--- START OF The input ---

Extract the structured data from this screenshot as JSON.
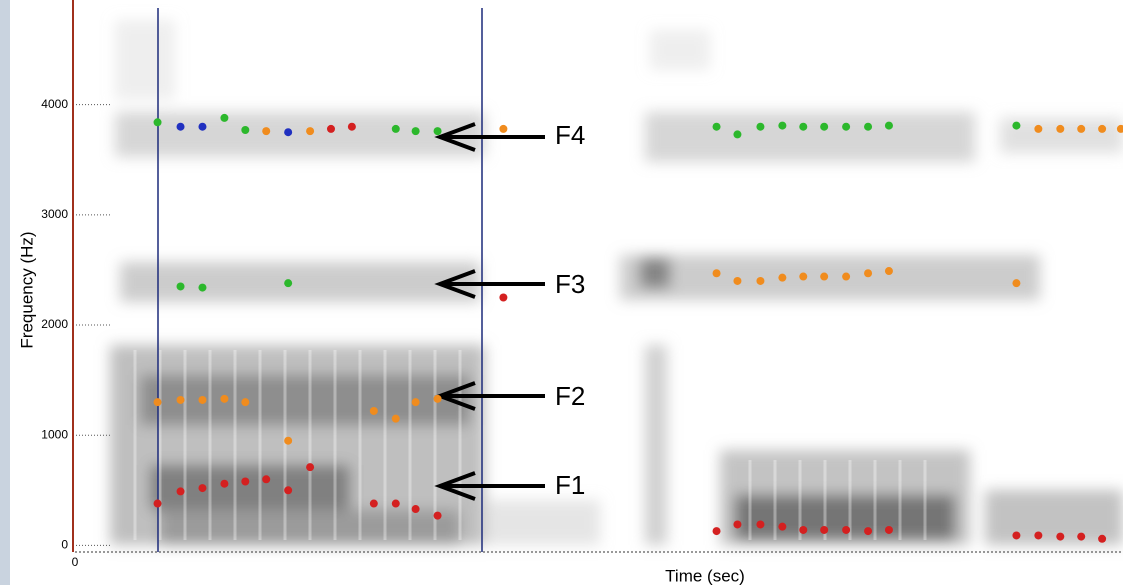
{
  "chart_data": {
    "type": "scatter",
    "x_label": "Time (sec)",
    "y_label": "Frequency (Hz)",
    "xlim": [
      0,
      1.003
    ],
    "xticks": [
      0
    ],
    "ylim": [
      -60,
      4950
    ],
    "yticks": [
      0,
      1000,
      2000,
      3000,
      4000
    ],
    "annotations": [
      "F4",
      "F3",
      "F2",
      "F1"
    ],
    "series": [
      {
        "color": "#2cb82c",
        "x": [
          0.079,
          0.143,
          0.163,
          0.101,
          0.122,
          0.204,
          0.307,
          0.326,
          0.347,
          0.614,
          0.634,
          0.656,
          0.677,
          0.697,
          0.717,
          0.738,
          0.759,
          0.779,
          0.901
        ],
        "values": [
          3840,
          3880,
          3770,
          2350,
          2340,
          2380,
          3780,
          3760,
          3760,
          3800,
          3730,
          3800,
          3810,
          3800,
          3800,
          3800,
          3800,
          3810,
          3810
        ]
      },
      {
        "color": "#2030c0",
        "x": [
          0.101,
          0.122,
          0.204
        ],
        "values": [
          3800,
          3800,
          3750
        ]
      },
      {
        "color": "#f08c1e",
        "x": [
          0.183,
          0.225,
          0.41,
          0.079,
          0.101,
          0.122,
          0.143,
          0.163,
          0.204,
          0.286,
          0.307,
          0.326,
          0.347,
          0.614,
          0.634,
          0.656,
          0.677,
          0.697,
          0.717,
          0.738,
          0.759,
          0.779,
          0.901,
          0.922,
          0.943,
          0.963,
          0.983,
          1.001
        ],
        "values": [
          3760,
          3760,
          3780,
          1300,
          1320,
          1320,
          1330,
          1300,
          950,
          1220,
          1150,
          1300,
          1330,
          2470,
          2400,
          2400,
          2430,
          2440,
          2440,
          2440,
          2470,
          2490,
          2380,
          3780,
          3780,
          3780,
          3780,
          3780
        ]
      },
      {
        "color": "#d42020",
        "x": [
          0.245,
          0.265,
          0.41,
          0.079,
          0.101,
          0.122,
          0.143,
          0.163,
          0.183,
          0.204,
          0.225,
          0.286,
          0.307,
          0.326,
          0.347,
          0.614,
          0.634,
          0.656,
          0.677,
          0.697,
          0.717,
          0.738,
          0.759,
          0.779,
          0.901,
          0.922,
          0.943,
          0.963,
          0.983
        ],
        "values": [
          3780,
          3800,
          2250,
          380,
          490,
          520,
          560,
          580,
          600,
          500,
          710,
          380,
          380,
          330,
          270,
          130,
          190,
          190,
          170,
          140,
          140,
          140,
          130,
          140,
          90,
          90,
          80,
          80,
          60
        ]
      }
    ]
  }
}
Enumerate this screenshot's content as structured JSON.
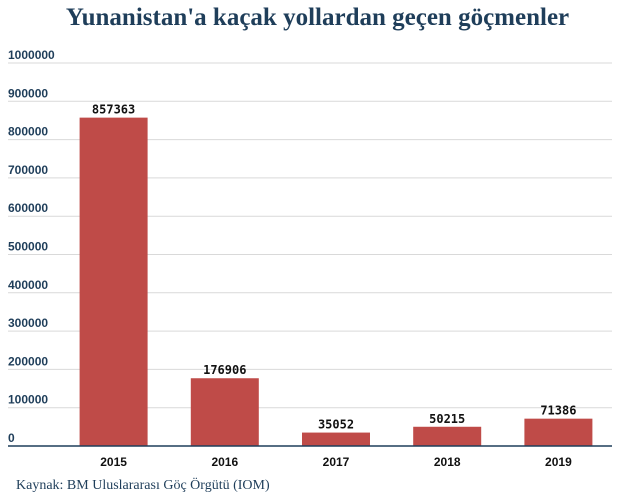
{
  "chart_data": {
    "type": "bar",
    "title": "Yunanistan'a kaçak yollardan geçen göçmenler",
    "xlabel": "",
    "ylabel": "",
    "categories": [
      "2015",
      "2016",
      "2017",
      "2018",
      "2019"
    ],
    "values": [
      857363,
      176906,
      35052,
      50215,
      71386
    ],
    "data_labels": [
      "857363",
      "176906",
      "35052",
      "50215",
      "71386"
    ],
    "ylim": [
      0,
      1000000
    ],
    "yticks": [
      0,
      100000,
      200000,
      300000,
      400000,
      500000,
      600000,
      700000,
      800000,
      900000,
      1000000
    ],
    "ytick_labels": [
      "0",
      "100000",
      "200000",
      "300000",
      "400000",
      "500000",
      "600000",
      "700000",
      "800000",
      "900000",
      "1000000"
    ],
    "grid": true,
    "legend": "none",
    "colors": {
      "bar": "#bf4b48",
      "title": "#1f3e5a",
      "axis_text": "#1f3e5a",
      "grid": "#d9d9d9",
      "baseline": "#1f3e5a"
    }
  },
  "source": "Kaynak: BM Uluslararası Göç Örgütü (IOM)"
}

--- END OF The input ---

▶ Work to complete
Transcribe the entries above verbatim, omitting their pictures.

▶ Output of the task
Extract the structured data from this screenshot as JSON.
{
  "chart_data": {
    "type": "scatter",
    "x_label": "Time (sec)",
    "y_label": "Frequency (Hz)",
    "xlim": [
      0,
      1.003
    ],
    "xticks": [
      0
    ],
    "ylim": [
      -60,
      4950
    ],
    "yticks": [
      0,
      1000,
      2000,
      3000,
      4000
    ],
    "annotations": [
      "F4",
      "F3",
      "F2",
      "F1"
    ],
    "series": [
      {
        "color": "#2cb82c",
        "x": [
          0.079,
          0.143,
          0.163,
          0.101,
          0.122,
          0.204,
          0.307,
          0.326,
          0.347,
          0.614,
          0.634,
          0.656,
          0.677,
          0.697,
          0.717,
          0.738,
          0.759,
          0.779,
          0.901
        ],
        "values": [
          3840,
          3880,
          3770,
          2350,
          2340,
          2380,
          3780,
          3760,
          3760,
          3800,
          3730,
          3800,
          3810,
          3800,
          3800,
          3800,
          3800,
          3810,
          3810
        ]
      },
      {
        "color": "#2030c0",
        "x": [
          0.101,
          0.122,
          0.204
        ],
        "values": [
          3800,
          3800,
          3750
        ]
      },
      {
        "color": "#f08c1e",
        "x": [
          0.183,
          0.225,
          0.41,
          0.079,
          0.101,
          0.122,
          0.143,
          0.163,
          0.204,
          0.286,
          0.307,
          0.326,
          0.347,
          0.614,
          0.634,
          0.656,
          0.677,
          0.697,
          0.717,
          0.738,
          0.759,
          0.779,
          0.901,
          0.922,
          0.943,
          0.963,
          0.983,
          1.001
        ],
        "values": [
          3760,
          3760,
          3780,
          1300,
          1320,
          1320,
          1330,
          1300,
          950,
          1220,
          1150,
          1300,
          1330,
          2470,
          2400,
          2400,
          2430,
          2440,
          2440,
          2440,
          2470,
          2490,
          2380,
          3780,
          3780,
          3780,
          3780,
          3780
        ]
      },
      {
        "color": "#d42020",
        "x": [
          0.245,
          0.265,
          0.41,
          0.079,
          0.101,
          0.122,
          0.143,
          0.163,
          0.183,
          0.204,
          0.225,
          0.286,
          0.307,
          0.326,
          0.347,
          0.614,
          0.634,
          0.656,
          0.677,
          0.697,
          0.717,
          0.738,
          0.759,
          0.779,
          0.901,
          0.922,
          0.943,
          0.963,
          0.983
        ],
        "values": [
          3780,
          3800,
          2250,
          380,
          490,
          520,
          560,
          580,
          600,
          500,
          710,
          380,
          380,
          330,
          270,
          130,
          190,
          190,
          170,
          140,
          140,
          140,
          130,
          140,
          90,
          90,
          80,
          80,
          60
        ]
      }
    ]
  }
}
Enumerate this screenshot's content as structured JSON.
{
  "chart_data": {
    "type": "bar",
    "title": "Yunanistan'a kaçak yollardan geçen göçmenler",
    "xlabel": "",
    "ylabel": "",
    "categories": [
      "2015",
      "2016",
      "2017",
      "2018",
      "2019"
    ],
    "values": [
      857363,
      176906,
      35052,
      50215,
      71386
    ],
    "data_labels": [
      "857363",
      "176906",
      "35052",
      "50215",
      "71386"
    ],
    "ylim": [
      0,
      1000000
    ],
    "yticks": [
      0,
      100000,
      200000,
      300000,
      400000,
      500000,
      600000,
      700000,
      800000,
      900000,
      1000000
    ],
    "ytick_labels": [
      "0",
      "100000",
      "200000",
      "300000",
      "400000",
      "500000",
      "600000",
      "700000",
      "800000",
      "900000",
      "1000000"
    ],
    "grid": true,
    "legend": "none",
    "colors": {
      "bar": "#bf4b48",
      "title": "#1f3e5a",
      "axis_text": "#1f3e5a",
      "grid": "#d9d9d9",
      "baseline": "#1f3e5a"
    }
  },
  "source": "Kaynak: BM Uluslararası Göç Örgütü (IOM)"
}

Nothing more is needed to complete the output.